[Extracts from a graphics dataset]
----

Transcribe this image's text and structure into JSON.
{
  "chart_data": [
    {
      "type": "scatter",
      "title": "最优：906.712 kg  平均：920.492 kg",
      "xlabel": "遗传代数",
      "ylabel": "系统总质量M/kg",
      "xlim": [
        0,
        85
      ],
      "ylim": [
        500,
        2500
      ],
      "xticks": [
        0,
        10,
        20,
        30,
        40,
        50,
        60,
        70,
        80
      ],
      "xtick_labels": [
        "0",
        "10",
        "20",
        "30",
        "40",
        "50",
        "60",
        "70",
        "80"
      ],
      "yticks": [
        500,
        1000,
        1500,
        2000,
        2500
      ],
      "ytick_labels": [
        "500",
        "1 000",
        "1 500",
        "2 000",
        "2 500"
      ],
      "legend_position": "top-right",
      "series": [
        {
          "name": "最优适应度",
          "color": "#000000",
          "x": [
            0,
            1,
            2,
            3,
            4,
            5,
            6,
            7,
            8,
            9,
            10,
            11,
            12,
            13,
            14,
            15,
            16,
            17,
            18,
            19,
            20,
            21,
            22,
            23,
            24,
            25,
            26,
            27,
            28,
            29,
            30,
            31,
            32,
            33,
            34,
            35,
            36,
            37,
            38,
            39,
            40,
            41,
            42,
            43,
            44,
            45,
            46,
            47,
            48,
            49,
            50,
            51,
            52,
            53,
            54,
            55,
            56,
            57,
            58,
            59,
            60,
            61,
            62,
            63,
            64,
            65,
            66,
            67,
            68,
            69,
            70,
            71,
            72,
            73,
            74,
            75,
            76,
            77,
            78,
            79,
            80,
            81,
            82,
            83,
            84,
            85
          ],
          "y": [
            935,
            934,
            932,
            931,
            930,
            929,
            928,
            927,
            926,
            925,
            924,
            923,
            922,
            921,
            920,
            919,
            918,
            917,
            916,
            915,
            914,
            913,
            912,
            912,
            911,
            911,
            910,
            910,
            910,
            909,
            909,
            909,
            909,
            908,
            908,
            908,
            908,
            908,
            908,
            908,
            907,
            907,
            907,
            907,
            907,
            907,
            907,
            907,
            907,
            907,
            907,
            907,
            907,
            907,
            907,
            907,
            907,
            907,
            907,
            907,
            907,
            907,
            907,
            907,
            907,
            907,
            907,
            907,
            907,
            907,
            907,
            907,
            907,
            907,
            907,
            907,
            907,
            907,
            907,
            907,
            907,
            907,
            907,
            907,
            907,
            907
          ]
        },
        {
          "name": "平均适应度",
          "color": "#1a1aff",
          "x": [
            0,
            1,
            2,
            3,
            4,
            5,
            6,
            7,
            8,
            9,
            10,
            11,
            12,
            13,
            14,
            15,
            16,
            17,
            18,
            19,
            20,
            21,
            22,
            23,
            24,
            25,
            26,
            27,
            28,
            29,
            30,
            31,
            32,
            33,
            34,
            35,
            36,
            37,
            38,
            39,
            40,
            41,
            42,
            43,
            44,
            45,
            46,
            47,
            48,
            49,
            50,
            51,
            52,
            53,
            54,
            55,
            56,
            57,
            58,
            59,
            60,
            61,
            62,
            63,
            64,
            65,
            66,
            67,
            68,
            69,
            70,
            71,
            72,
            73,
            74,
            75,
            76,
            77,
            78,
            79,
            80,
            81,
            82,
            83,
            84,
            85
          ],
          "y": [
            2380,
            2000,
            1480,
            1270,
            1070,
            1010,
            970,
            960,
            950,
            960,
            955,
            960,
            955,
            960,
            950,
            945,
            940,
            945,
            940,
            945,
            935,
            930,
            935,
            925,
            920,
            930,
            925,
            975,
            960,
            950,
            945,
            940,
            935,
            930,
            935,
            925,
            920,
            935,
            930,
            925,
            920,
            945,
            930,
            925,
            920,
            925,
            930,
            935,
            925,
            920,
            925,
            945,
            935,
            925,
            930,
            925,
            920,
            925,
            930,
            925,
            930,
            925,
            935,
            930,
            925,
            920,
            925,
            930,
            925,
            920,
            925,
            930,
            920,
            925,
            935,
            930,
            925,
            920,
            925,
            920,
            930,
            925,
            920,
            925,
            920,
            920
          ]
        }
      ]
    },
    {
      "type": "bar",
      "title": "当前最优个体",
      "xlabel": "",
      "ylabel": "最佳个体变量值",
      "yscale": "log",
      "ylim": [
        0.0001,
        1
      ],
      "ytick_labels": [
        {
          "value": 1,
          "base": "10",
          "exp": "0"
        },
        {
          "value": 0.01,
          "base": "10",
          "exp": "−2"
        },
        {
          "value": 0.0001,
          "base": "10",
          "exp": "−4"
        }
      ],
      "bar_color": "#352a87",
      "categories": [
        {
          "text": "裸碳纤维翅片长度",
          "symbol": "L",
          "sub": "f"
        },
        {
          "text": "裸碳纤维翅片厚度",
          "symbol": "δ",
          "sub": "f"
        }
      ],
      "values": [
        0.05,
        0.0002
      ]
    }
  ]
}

----

• **JOB**: Repeat the records above exactly, leaving none out.

• **EXERCISE SOLUTION**:
Transcribe this image's text and structure into JSON.
{
  "chart_data": [
    {
      "type": "scatter",
      "title": "最优：906.712 kg  平均：920.492 kg",
      "xlabel": "遗传代数",
      "ylabel": "系统总质量M/kg",
      "xlim": [
        0,
        85
      ],
      "ylim": [
        500,
        2500
      ],
      "xticks": [
        0,
        10,
        20,
        30,
        40,
        50,
        60,
        70,
        80
      ],
      "xtick_labels": [
        "0",
        "10",
        "20",
        "30",
        "40",
        "50",
        "60",
        "70",
        "80"
      ],
      "yticks": [
        500,
        1000,
        1500,
        2000,
        2500
      ],
      "ytick_labels": [
        "500",
        "1 000",
        "1 500",
        "2 000",
        "2 500"
      ],
      "legend_position": "top-right",
      "series": [
        {
          "name": "最优适应度",
          "color": "#000000",
          "x": [
            0,
            1,
            2,
            3,
            4,
            5,
            6,
            7,
            8,
            9,
            10,
            11,
            12,
            13,
            14,
            15,
            16,
            17,
            18,
            19,
            20,
            21,
            22,
            23,
            24,
            25,
            26,
            27,
            28,
            29,
            30,
            31,
            32,
            33,
            34,
            35,
            36,
            37,
            38,
            39,
            40,
            41,
            42,
            43,
            44,
            45,
            46,
            47,
            48,
            49,
            50,
            51,
            52,
            53,
            54,
            55,
            56,
            57,
            58,
            59,
            60,
            61,
            62,
            63,
            64,
            65,
            66,
            67,
            68,
            69,
            70,
            71,
            72,
            73,
            74,
            75,
            76,
            77,
            78,
            79,
            80,
            81,
            82,
            83,
            84,
            85
          ],
          "y": [
            935,
            934,
            932,
            931,
            930,
            929,
            928,
            927,
            926,
            925,
            924,
            923,
            922,
            921,
            920,
            919,
            918,
            917,
            916,
            915,
            914,
            913,
            912,
            912,
            911,
            911,
            910,
            910,
            910,
            909,
            909,
            909,
            909,
            908,
            908,
            908,
            908,
            908,
            908,
            908,
            907,
            907,
            907,
            907,
            907,
            907,
            907,
            907,
            907,
            907,
            907,
            907,
            907,
            907,
            907,
            907,
            907,
            907,
            907,
            907,
            907,
            907,
            907,
            907,
            907,
            907,
            907,
            907,
            907,
            907,
            907,
            907,
            907,
            907,
            907,
            907,
            907,
            907,
            907,
            907,
            907,
            907,
            907,
            907,
            907,
            907
          ]
        },
        {
          "name": "平均适应度",
          "color": "#1a1aff",
          "x": [
            0,
            1,
            2,
            3,
            4,
            5,
            6,
            7,
            8,
            9,
            10,
            11,
            12,
            13,
            14,
            15,
            16,
            17,
            18,
            19,
            20,
            21,
            22,
            23,
            24,
            25,
            26,
            27,
            28,
            29,
            30,
            31,
            32,
            33,
            34,
            35,
            36,
            37,
            38,
            39,
            40,
            41,
            42,
            43,
            44,
            45,
            46,
            47,
            48,
            49,
            50,
            51,
            52,
            53,
            54,
            55,
            56,
            57,
            58,
            59,
            60,
            61,
            62,
            63,
            64,
            65,
            66,
            67,
            68,
            69,
            70,
            71,
            72,
            73,
            74,
            75,
            76,
            77,
            78,
            79,
            80,
            81,
            82,
            83,
            84,
            85
          ],
          "y": [
            2380,
            2000,
            1480,
            1270,
            1070,
            1010,
            970,
            960,
            950,
            960,
            955,
            960,
            955,
            960,
            950,
            945,
            940,
            945,
            940,
            945,
            935,
            930,
            935,
            925,
            920,
            930,
            925,
            975,
            960,
            950,
            945,
            940,
            935,
            930,
            935,
            925,
            920,
            935,
            930,
            925,
            920,
            945,
            930,
            925,
            920,
            925,
            930,
            935,
            925,
            920,
            925,
            945,
            935,
            925,
            930,
            925,
            920,
            925,
            930,
            925,
            930,
            925,
            935,
            930,
            925,
            920,
            925,
            930,
            925,
            920,
            925,
            930,
            920,
            925,
            935,
            930,
            925,
            920,
            925,
            920,
            930,
            925,
            920,
            925,
            920,
            920
          ]
        }
      ]
    },
    {
      "type": "bar",
      "title": "当前最优个体",
      "xlabel": "",
      "ylabel": "最佳个体变量值",
      "yscale": "log",
      "ylim": [
        0.0001,
        1
      ],
      "ytick_labels": [
        {
          "value": 1,
          "base": "10",
          "exp": "0"
        },
        {
          "value": 0.01,
          "base": "10",
          "exp": "−2"
        },
        {
          "value": 0.0001,
          "base": "10",
          "exp": "−4"
        }
      ],
      "bar_color": "#352a87",
      "categories": [
        {
          "text": "裸碳纤维翅片长度",
          "symbol": "L",
          "sub": "f"
        },
        {
          "text": "裸碳纤维翅片厚度",
          "symbol": "δ",
          "sub": "f"
        }
      ],
      "values": [
        0.05,
        0.0002
      ]
    }
  ]
}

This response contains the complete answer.